DIRECTIONS FOR THIS TASK:
Provide an exact transcription of all the records.

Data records
##############################
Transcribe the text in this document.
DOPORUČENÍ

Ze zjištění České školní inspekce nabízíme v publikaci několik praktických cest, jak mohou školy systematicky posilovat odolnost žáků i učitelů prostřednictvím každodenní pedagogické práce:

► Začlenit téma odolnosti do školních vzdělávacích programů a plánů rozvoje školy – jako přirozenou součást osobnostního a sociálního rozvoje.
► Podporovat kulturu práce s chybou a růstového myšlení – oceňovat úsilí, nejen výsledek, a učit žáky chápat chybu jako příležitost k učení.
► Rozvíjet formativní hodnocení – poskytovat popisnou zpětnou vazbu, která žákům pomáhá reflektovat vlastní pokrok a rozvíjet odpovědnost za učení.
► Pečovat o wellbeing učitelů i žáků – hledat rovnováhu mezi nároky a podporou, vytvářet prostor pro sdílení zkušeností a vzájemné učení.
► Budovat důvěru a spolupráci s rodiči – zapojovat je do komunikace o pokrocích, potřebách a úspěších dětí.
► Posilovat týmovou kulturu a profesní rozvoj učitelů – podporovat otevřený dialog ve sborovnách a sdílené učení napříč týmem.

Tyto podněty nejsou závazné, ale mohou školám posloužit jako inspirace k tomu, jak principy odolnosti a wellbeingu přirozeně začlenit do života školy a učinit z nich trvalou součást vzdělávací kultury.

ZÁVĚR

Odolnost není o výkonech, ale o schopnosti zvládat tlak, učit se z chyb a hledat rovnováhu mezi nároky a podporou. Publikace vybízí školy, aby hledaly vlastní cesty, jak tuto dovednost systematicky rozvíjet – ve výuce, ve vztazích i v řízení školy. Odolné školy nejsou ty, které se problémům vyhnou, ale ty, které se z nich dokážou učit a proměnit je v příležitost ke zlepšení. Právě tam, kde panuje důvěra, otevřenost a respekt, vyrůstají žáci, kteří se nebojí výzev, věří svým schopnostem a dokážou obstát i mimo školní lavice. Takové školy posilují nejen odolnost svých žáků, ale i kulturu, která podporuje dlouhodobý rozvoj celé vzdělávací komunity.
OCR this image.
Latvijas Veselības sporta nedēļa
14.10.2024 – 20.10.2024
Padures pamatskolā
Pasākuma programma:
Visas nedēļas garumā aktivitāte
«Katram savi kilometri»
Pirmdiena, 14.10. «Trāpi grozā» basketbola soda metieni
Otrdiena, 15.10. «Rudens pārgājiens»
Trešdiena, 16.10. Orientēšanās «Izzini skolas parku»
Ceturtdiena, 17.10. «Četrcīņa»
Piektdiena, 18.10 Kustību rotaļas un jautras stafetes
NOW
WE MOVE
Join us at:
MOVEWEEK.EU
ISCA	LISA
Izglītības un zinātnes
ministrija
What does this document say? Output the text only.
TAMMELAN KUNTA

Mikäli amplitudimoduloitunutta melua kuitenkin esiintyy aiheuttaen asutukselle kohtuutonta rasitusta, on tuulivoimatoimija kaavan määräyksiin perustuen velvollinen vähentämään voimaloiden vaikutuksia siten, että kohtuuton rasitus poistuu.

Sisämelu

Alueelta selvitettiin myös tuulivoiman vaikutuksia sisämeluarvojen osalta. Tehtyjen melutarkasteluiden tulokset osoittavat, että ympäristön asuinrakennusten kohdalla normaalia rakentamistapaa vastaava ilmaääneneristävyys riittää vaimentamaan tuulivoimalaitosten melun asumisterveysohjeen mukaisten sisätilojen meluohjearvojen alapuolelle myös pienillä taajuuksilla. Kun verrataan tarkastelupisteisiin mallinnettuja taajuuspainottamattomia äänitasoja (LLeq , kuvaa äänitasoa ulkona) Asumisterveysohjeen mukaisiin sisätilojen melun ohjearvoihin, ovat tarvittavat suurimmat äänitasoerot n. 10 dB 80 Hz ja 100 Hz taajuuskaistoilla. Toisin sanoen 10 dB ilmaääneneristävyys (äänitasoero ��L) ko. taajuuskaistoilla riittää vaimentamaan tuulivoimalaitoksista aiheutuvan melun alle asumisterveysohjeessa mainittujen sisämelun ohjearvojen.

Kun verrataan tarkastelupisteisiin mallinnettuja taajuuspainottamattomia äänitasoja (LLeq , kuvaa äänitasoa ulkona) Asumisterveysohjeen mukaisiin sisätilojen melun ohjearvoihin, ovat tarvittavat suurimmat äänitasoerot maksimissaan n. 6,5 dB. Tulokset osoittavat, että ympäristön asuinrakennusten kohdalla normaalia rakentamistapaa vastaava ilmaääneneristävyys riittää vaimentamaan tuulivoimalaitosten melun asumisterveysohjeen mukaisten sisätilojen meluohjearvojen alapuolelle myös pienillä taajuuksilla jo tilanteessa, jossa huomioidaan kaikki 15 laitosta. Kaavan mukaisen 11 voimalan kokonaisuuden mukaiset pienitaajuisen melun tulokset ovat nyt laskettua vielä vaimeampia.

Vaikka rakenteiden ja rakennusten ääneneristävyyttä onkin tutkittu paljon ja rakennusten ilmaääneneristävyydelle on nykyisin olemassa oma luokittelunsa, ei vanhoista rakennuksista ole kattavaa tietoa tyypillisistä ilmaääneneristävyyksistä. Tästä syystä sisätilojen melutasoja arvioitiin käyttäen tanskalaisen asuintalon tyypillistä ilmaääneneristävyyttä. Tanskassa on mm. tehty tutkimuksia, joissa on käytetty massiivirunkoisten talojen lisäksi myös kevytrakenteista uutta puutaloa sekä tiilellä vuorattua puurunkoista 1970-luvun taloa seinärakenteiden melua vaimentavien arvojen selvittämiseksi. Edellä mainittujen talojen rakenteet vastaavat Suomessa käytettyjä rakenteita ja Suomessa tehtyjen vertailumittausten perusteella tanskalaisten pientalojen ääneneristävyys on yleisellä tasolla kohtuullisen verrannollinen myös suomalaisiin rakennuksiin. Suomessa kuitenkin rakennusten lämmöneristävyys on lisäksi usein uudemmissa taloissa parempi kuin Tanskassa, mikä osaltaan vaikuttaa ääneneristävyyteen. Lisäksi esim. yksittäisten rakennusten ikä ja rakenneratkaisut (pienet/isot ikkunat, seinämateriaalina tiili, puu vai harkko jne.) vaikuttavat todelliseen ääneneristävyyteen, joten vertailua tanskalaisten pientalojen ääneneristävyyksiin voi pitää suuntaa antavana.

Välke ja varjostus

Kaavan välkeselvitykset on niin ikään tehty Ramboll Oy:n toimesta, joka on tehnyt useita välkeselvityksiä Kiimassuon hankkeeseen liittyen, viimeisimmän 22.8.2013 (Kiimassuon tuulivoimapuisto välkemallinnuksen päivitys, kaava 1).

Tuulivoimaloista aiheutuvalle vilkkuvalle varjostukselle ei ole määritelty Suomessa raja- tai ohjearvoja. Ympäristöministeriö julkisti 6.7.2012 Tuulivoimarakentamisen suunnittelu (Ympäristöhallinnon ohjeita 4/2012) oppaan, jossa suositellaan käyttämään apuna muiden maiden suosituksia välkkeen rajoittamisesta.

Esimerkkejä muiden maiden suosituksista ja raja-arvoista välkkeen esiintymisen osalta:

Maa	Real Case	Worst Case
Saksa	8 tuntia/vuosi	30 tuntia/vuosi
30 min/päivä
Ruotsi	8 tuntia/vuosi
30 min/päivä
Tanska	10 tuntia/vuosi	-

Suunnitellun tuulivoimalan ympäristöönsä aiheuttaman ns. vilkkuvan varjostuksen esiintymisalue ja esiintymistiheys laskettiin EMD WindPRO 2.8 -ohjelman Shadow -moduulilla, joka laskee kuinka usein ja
##############################
TASK RESPONSE:
Transcribe the text in this document.
DOPORUČENÍ

Ze zjištění České školní inspekce nabízíme v publikaci několik praktických cest, jak mohou školy systematicky posilovat odolnost žáků i učitelů prostřednictvím každodenní pedagogické práce:

► Začlenit téma odolnosti do školních vzdělávacích programů a plánů rozvoje školy – jako přirozenou součást osobnostního a sociálního rozvoje.
► Podporovat kulturu práce s chybou a růstového myšlení – oceňovat úsilí, nejen výsledek, a učit žáky chápat chybu jako příležitost k učení.
► Rozvíjet formativní hodnocení – poskytovat popisnou zpětnou vazbu, která žákům pomáhá reflektovat vlastní pokrok a rozvíjet odpovědnost za učení.
► Pečovat o wellbeing učitelů i žáků – hledat rovnováhu mezi nároky a podporou, vytvářet prostor pro sdílení zkušeností a vzájemné učení.
► Budovat důvěru a spolupráci s rodiči – zapojovat je do komunikace o pokrocích, potřebách a úspěších dětí.
► Posilovat týmovou kulturu a profesní rozvoj učitelů – podporovat otevřený dialog ve sborovnách a sdílené učení napříč týmem.

Tyto podněty nejsou závazné, ale mohou školám posloužit jako inspirace k tomu, jak principy odolnosti a wellbeingu přirozeně začlenit do života školy a učinit z nich trvalou součást vzdělávací kultury.

ZÁVĚR

Odolnost není o výkonech, ale o schopnosti zvládat tlak, učit se z chyb a hledat rovnováhu mezi nároky a podporou. Publikace vybízí školy, aby hledaly vlastní cesty, jak tuto dovednost systematicky rozvíjet – ve výuce, ve vztazích i v řízení školy. Odolné školy nejsou ty, které se problémům vyhnou, ale ty, které se z nich dokážou učit a proměnit je v příležitost ke zlepšení. Právě tam, kde panuje důvěra, otevřenost a respekt, vyrůstají žáci, kteří se nebojí výzev, věří svým schopnostem a dokážou obstát i mimo školní lavice. Takové školy posilují nejen odolnost svých žáků, ale i kulturu, která podporuje dlouhodobý rozvoj celé vzdělávací komunity.
OCR this image.
Latvijas Veselības sporta nedēļa
14.10.2024 – 20.10.2024
Padures pamatskolā
Pasākuma programma:
Visas nedēļas garumā aktivitāte
«Katram savi kilometri»
Pirmdiena, 14.10. «Trāpi grozā» basketbola soda metieni
Otrdiena, 15.10. «Rudens pārgājiens»
Trešdiena, 16.10. Orientēšanās «Izzini skolas parku»
Ceturtdiena, 17.10. «Četrcīņa»
Piektdiena, 18.10 Kustību rotaļas un jautras stafetes
NOW
WE MOVE
Join us at:
MOVEWEEK.EU
ISCA	LISA
Izglītības un zinātnes
ministrija
What does this document say? Output the text only.
TAMMELAN KUNTA

Mikäli amplitudimoduloitunutta melua kuitenkin esiintyy aiheuttaen asutukselle kohtuutonta rasitusta, on tuulivoimatoimija kaavan määräyksiin perustuen velvollinen vähentämään voimaloiden vaikutuksia siten, että kohtuuton rasitus poistuu.

Sisämelu

Alueelta selvitettiin myös tuulivoiman vaikutuksia sisämeluarvojen osalta. Tehtyjen melutarkasteluiden tulokset osoittavat, että ympäristön asuinrakennusten kohdalla normaalia rakentamistapaa vastaava ilmaääneneristävyys riittää vaimentamaan tuulivoimalaitosten melun asumisterveysohjeen mukaisten sisätilojen meluohjearvojen alapuolelle myös pienillä taajuuksilla. Kun verrataan tarkastelupisteisiin mallinnettuja taajuuspainottamattomia äänitasoja (LLeq , kuvaa äänitasoa ulkona) Asumisterveysohjeen mukaisiin sisätilojen melun ohjearvoihin, ovat tarvittavat suurimmat äänitasoerot n. 10 dB 80 Hz ja 100 Hz taajuuskaistoilla. Toisin sanoen 10 dB ilmaääneneristävyys (äänitasoero ��L) ko. taajuuskaistoilla riittää vaimentamaan tuulivoimalaitoksista aiheutuvan melun alle asumisterveysohjeessa mainittujen sisämelun ohjearvojen.

Kun verrataan tarkastelupisteisiin mallinnettuja taajuuspainottamattomia äänitasoja (LLeq , kuvaa äänitasoa ulkona) Asumisterveysohjeen mukaisiin sisätilojen melun ohjearvoihin, ovat tarvittavat suurimmat äänitasoerot maksimissaan n. 6,5 dB. Tulokset osoittavat, että ympäristön asuinrakennusten kohdalla normaalia rakentamistapaa vastaava ilmaääneneristävyys riittää vaimentamaan tuulivoimalaitosten melun asumisterveysohjeen mukaisten sisätilojen meluohjearvojen alapuolelle myös pienillä taajuuksilla jo tilanteessa, jossa huomioidaan kaikki 15 laitosta. Kaavan mukaisen 11 voimalan kokonaisuuden mukaiset pienitaajuisen melun tulokset ovat nyt laskettua vielä vaimeampia.

Vaikka rakenteiden ja rakennusten ääneneristävyyttä onkin tutkittu paljon ja rakennusten ilmaääneneristävyydelle on nykyisin olemassa oma luokittelunsa, ei vanhoista rakennuksista ole kattavaa tietoa tyypillisistä ilmaääneneristävyyksistä. Tästä syystä sisätilojen melutasoja arvioitiin käyttäen tanskalaisen asuintalon tyypillistä ilmaääneneristävyyttä. Tanskassa on mm. tehty tutkimuksia, joissa on käytetty massiivirunkoisten talojen lisäksi myös kevytrakenteista uutta puutaloa sekä tiilellä vuorattua puurunkoista 1970-luvun taloa seinärakenteiden melua vaimentavien arvojen selvittämiseksi. Edellä mainittujen talojen rakenteet vastaavat Suomessa käytettyjä rakenteita ja Suomessa tehtyjen vertailumittausten perusteella tanskalaisten pientalojen ääneneristävyys on yleisellä tasolla kohtuullisen verrannollinen myös suomalaisiin rakennuksiin. Suomessa kuitenkin rakennusten lämmöneristävyys on lisäksi usein uudemmissa taloissa parempi kuin Tanskassa, mikä osaltaan vaikuttaa ääneneristävyyteen. Lisäksi esim. yksittäisten rakennusten ikä ja rakenneratkaisut (pienet/isot ikkunat, seinämateriaalina tiili, puu vai harkko jne.) vaikuttavat todelliseen ääneneristävyyteen, joten vertailua tanskalaisten pientalojen ääneneristävyyksiin voi pitää suuntaa antavana.

Välke ja varjostus

Kaavan välkeselvitykset on niin ikään tehty Ramboll Oy:n toimesta, joka on tehnyt useita välkeselvityksiä Kiimassuon hankkeeseen liittyen, viimeisimmän 22.8.2013 (Kiimassuon tuulivoimapuisto välkemallinnuksen päivitys, kaava 1).

Tuulivoimaloista aiheutuvalle vilkkuvalle varjostukselle ei ole määritelty Suomessa raja- tai ohjearvoja. Ympäristöministeriö julkisti 6.7.2012 Tuulivoimarakentamisen suunnittelu (Ympäristöhallinnon ohjeita 4/2012) oppaan, jossa suositellaan käyttämään apuna muiden maiden suosituksia välkkeen rajoittamisesta.

Esimerkkejä muiden maiden suosituksista ja raja-arvoista välkkeen esiintymisen osalta:

Maa	Real Case	Worst Case
Saksa	8 tuntia/vuosi	30 tuntia/vuosi
30 min/päivä
Ruotsi	8 tuntia/vuosi
30 min/päivä
Tanska	10 tuntia/vuosi	-

Suunnitellun tuulivoimalan ympäristöönsä aiheuttaman ns. vilkkuvan varjostuksen esiintymisalue ja esiintymistiheys laskettiin EMD WindPRO 2.8 -ohjelman Shadow -moduulilla, joka laskee kuinka usein ja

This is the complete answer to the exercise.